(WORK REQUIRED) Scan the material for the word "subtitle", and copy each line where it shows up.

Figure data in JSON:
┄┄┄┄┄┄┄┄┄┄

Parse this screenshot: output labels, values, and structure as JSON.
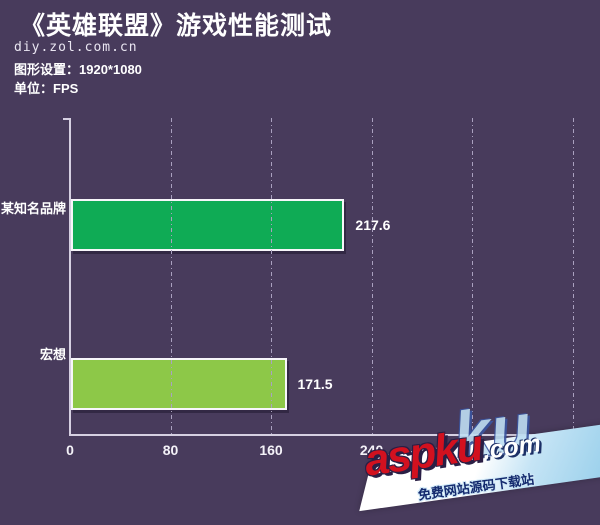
{
  "header": {
    "title": "《英雄联盟》游戏性能测试",
    "site": "diy.zol.com.cn",
    "graphics_setting_label": "图形设置：1920*1080",
    "unit_label": "单位：FPS"
  },
  "chart_data": {
    "type": "bar",
    "orientation": "horizontal",
    "title": "《英雄联盟》游戏性能测试",
    "unit": "FPS",
    "graphics_setting": "1920*1080",
    "categories": [
      "某知名品牌",
      "宏想"
    ],
    "values": [
      217.6,
      171.5
    ],
    "value_labels": [
      "217.6",
      "171.5"
    ],
    "bar_colors": [
      "#0fab55",
      "#8dc848"
    ],
    "x_ticks": [
      0,
      80,
      160,
      240,
      320,
      400
    ],
    "x_tick_labels": [
      "0",
      "80",
      "160",
      "240",
      "320",
      ""
    ],
    "xlim": [
      0,
      422
    ],
    "grid": "vertical-dash-dot",
    "legend": "none"
  },
  "watermark": {
    "ghost": "ku",
    "brand": "aspku",
    "tld": ".com",
    "tagline": "免费网站源码下载站"
  },
  "colors": {
    "background": "#483b5c",
    "bar_famous_brand": "#0fab55",
    "bar_hongxiang": "#8dc848",
    "axis": "#d6d0e2",
    "gridline": "#aaa1c0",
    "text": "#ffffff",
    "watermark_red": "#d2111f",
    "watermark_navy": "#142a6e"
  }
}
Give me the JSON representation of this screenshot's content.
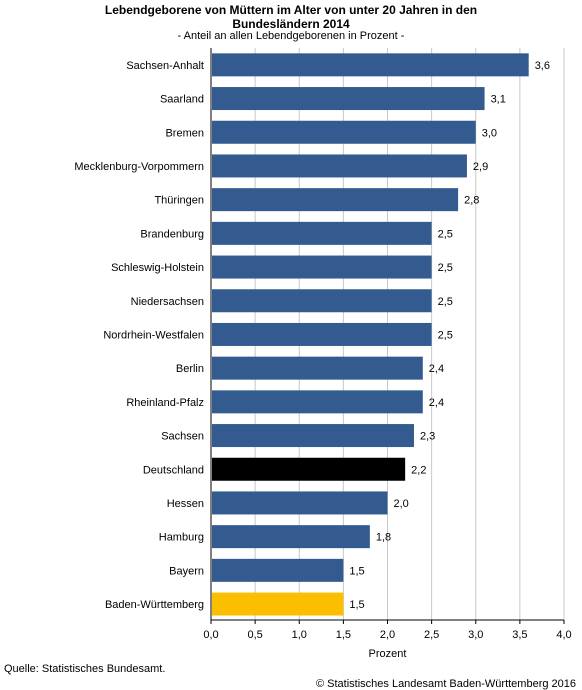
{
  "title_lines": [
    "Lebendgeborene von Müttern im Alter von unter 20 Jahren in den",
    "Bundesländern 2014"
  ],
  "subtitle": "- Anteil an allen Lebendgeborenen in Prozent -",
  "source": "Quelle: Statistisches Bundesamt.",
  "copyright": "© Statistisches Landesamt Baden-Württemberg 2016",
  "colors": {
    "default_bar": "#335b8f",
    "highlight_national": "#000000",
    "highlight_state": "#fcbf00",
    "grid": "#c8c8c8",
    "axis": "#000000"
  },
  "chart_data": {
    "type": "bar",
    "orientation": "horizontal",
    "categories": [
      "Sachsen-Anhalt",
      "Saarland",
      "Bremen",
      "Mecklenburg-Vorpommern",
      "Thüringen",
      "Brandenburg",
      "Schleswig-Holstein",
      "Niedersachsen",
      "Nordrhein-Westfalen",
      "Berlin",
      "Rheinland-Pfalz",
      "Sachsen",
      "Deutschland",
      "Hessen",
      "Hamburg",
      "Bayern",
      "Baden-Württemberg"
    ],
    "values": [
      3.6,
      3.1,
      3.0,
      2.9,
      2.8,
      2.5,
      2.5,
      2.5,
      2.5,
      2.4,
      2.4,
      2.3,
      2.2,
      2.0,
      1.8,
      1.5,
      1.5
    ],
    "value_labels": [
      "3,6",
      "3,1",
      "3,0",
      "2,9",
      "2,8",
      "2,5",
      "2,5",
      "2,5",
      "2,5",
      "2,4",
      "2,4",
      "2,3",
      "2,2",
      "2,0",
      "1,8",
      "1,5",
      "1,5"
    ],
    "bar_colors": {
      "Deutschland": "#000000",
      "Baden-Württemberg": "#fcbf00"
    },
    "xlabel": "Prozent",
    "xlim": [
      0,
      4.0
    ],
    "xticks": [
      0,
      0.5,
      1.0,
      1.5,
      2.0,
      2.5,
      3.0,
      3.5,
      4.0
    ],
    "xtick_labels": [
      "0,0",
      "0,5",
      "1,0",
      "1,5",
      "2,0",
      "2,5",
      "3,0",
      "3,5",
      "4,0"
    ],
    "grid": true
  }
}
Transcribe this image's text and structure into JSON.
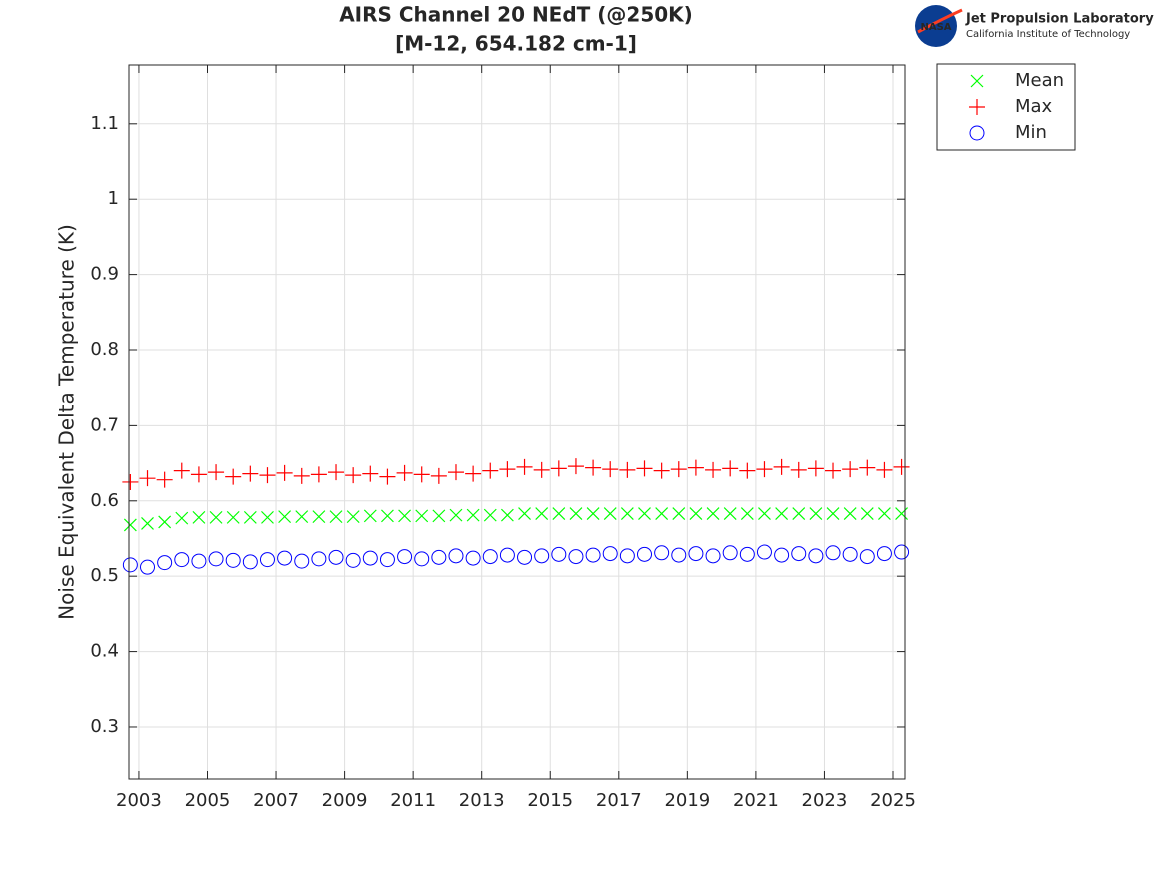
{
  "chart_data": {
    "type": "scatter",
    "title": "AIRS Channel 20 NEdT (@250K)",
    "subtitle": "[M-12, 654.182 cm-1]",
    "y_label": "Noise Equivalent Delta Temperature (K)",
    "x": [
      2002.75,
      2003.25,
      2003.75,
      2004.25,
      2004.75,
      2005.25,
      2005.75,
      2006.25,
      2006.75,
      2007.25,
      2007.75,
      2008.25,
      2008.75,
      2009.25,
      2009.75,
      2010.25,
      2010.75,
      2011.25,
      2011.75,
      2012.25,
      2012.75,
      2013.25,
      2013.75,
      2014.25,
      2014.75,
      2015.25,
      2015.75,
      2016.25,
      2016.75,
      2017.25,
      2017.75,
      2018.25,
      2018.75,
      2019.25,
      2019.75,
      2020.25,
      2020.75,
      2021.25,
      2021.75,
      2022.25,
      2022.75,
      2023.25,
      2023.75,
      2024.25,
      2024.75,
      2025.25
    ],
    "series": [
      {
        "name": "Mean",
        "color": "#00ff00",
        "marker": "x",
        "values": [
          0.568,
          0.57,
          0.572,
          0.577,
          0.578,
          0.578,
          0.578,
          0.578,
          0.578,
          0.579,
          0.579,
          0.579,
          0.579,
          0.579,
          0.58,
          0.58,
          0.58,
          0.58,
          0.58,
          0.581,
          0.581,
          0.581,
          0.581,
          0.583,
          0.583,
          0.583,
          0.583,
          0.583,
          0.583,
          0.583,
          0.583,
          0.583,
          0.583,
          0.583,
          0.583,
          0.583,
          0.583,
          0.583,
          0.583,
          0.583,
          0.583,
          0.583,
          0.583,
          0.583,
          0.583,
          0.583
        ]
      },
      {
        "name": "Max",
        "color": "#ff0000",
        "marker": "+",
        "values": [
          0.625,
          0.63,
          0.628,
          0.64,
          0.635,
          0.638,
          0.632,
          0.636,
          0.634,
          0.637,
          0.633,
          0.635,
          0.638,
          0.634,
          0.636,
          0.632,
          0.637,
          0.635,
          0.633,
          0.638,
          0.636,
          0.64,
          0.642,
          0.645,
          0.641,
          0.643,
          0.646,
          0.644,
          0.642,
          0.641,
          0.643,
          0.64,
          0.642,
          0.644,
          0.641,
          0.643,
          0.64,
          0.642,
          0.645,
          0.641,
          0.643,
          0.64,
          0.642,
          0.644,
          0.641,
          0.645
        ]
      },
      {
        "name": "Min",
        "color": "#0000ff",
        "marker": "o",
        "values": [
          0.515,
          0.512,
          0.518,
          0.522,
          0.52,
          0.523,
          0.521,
          0.519,
          0.522,
          0.524,
          0.52,
          0.523,
          0.525,
          0.521,
          0.524,
          0.522,
          0.526,
          0.523,
          0.525,
          0.527,
          0.524,
          0.526,
          0.528,
          0.525,
          0.527,
          0.529,
          0.526,
          0.528,
          0.53,
          0.527,
          0.529,
          0.531,
          0.528,
          0.53,
          0.527,
          0.531,
          0.529,
          0.532,
          0.528,
          0.53,
          0.527,
          0.531,
          0.529,
          0.526,
          0.53,
          0.532
        ]
      }
    ],
    "xlim": [
      2002.71,
      2025.35
    ],
    "xticks": [
      2003,
      2005,
      2007,
      2009,
      2011,
      2013,
      2015,
      2017,
      2019,
      2021,
      2023,
      2025
    ],
    "ylim": [
      0.231,
      1.178
    ],
    "yticks": [
      0.3,
      0.4,
      0.5,
      0.6,
      0.7,
      0.8,
      0.9,
      1,
      1.1
    ],
    "grid": true,
    "legend": "outside-top-right"
  },
  "logo": {
    "badge": "NASA",
    "name": "Jet Propulsion Laboratory",
    "subtitle": "California Institute of Technology"
  }
}
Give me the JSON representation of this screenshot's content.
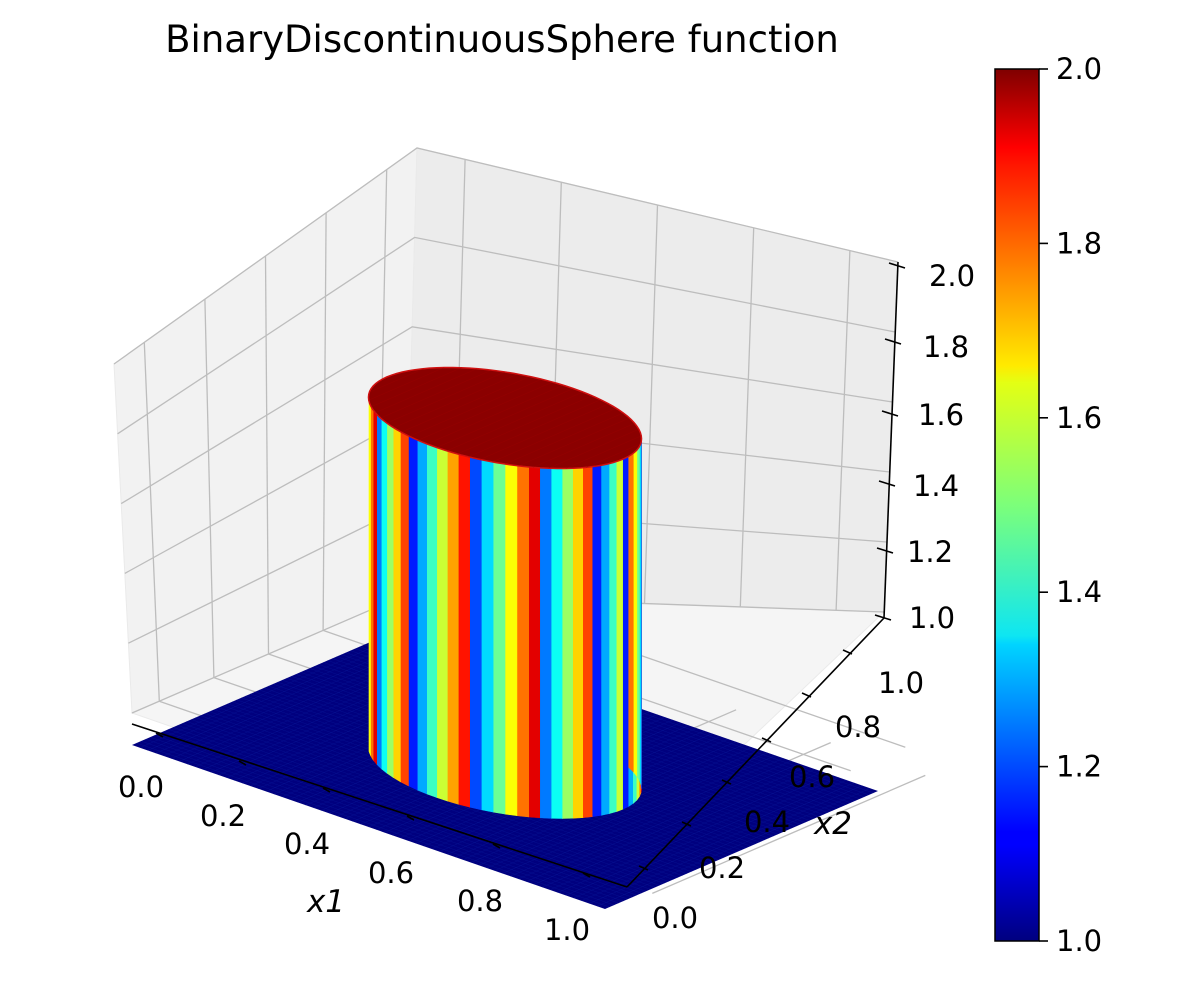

┄┄┄┄┄┄┄┄┄┄

(FULL OUTPUT)
  "subtitle": "- Anteil an allen Lebendgeborenen in Prozent -",
    "subtitle": "[M-12, 654.182 cm-1]",
    "subtitle": "California Institute of Technology"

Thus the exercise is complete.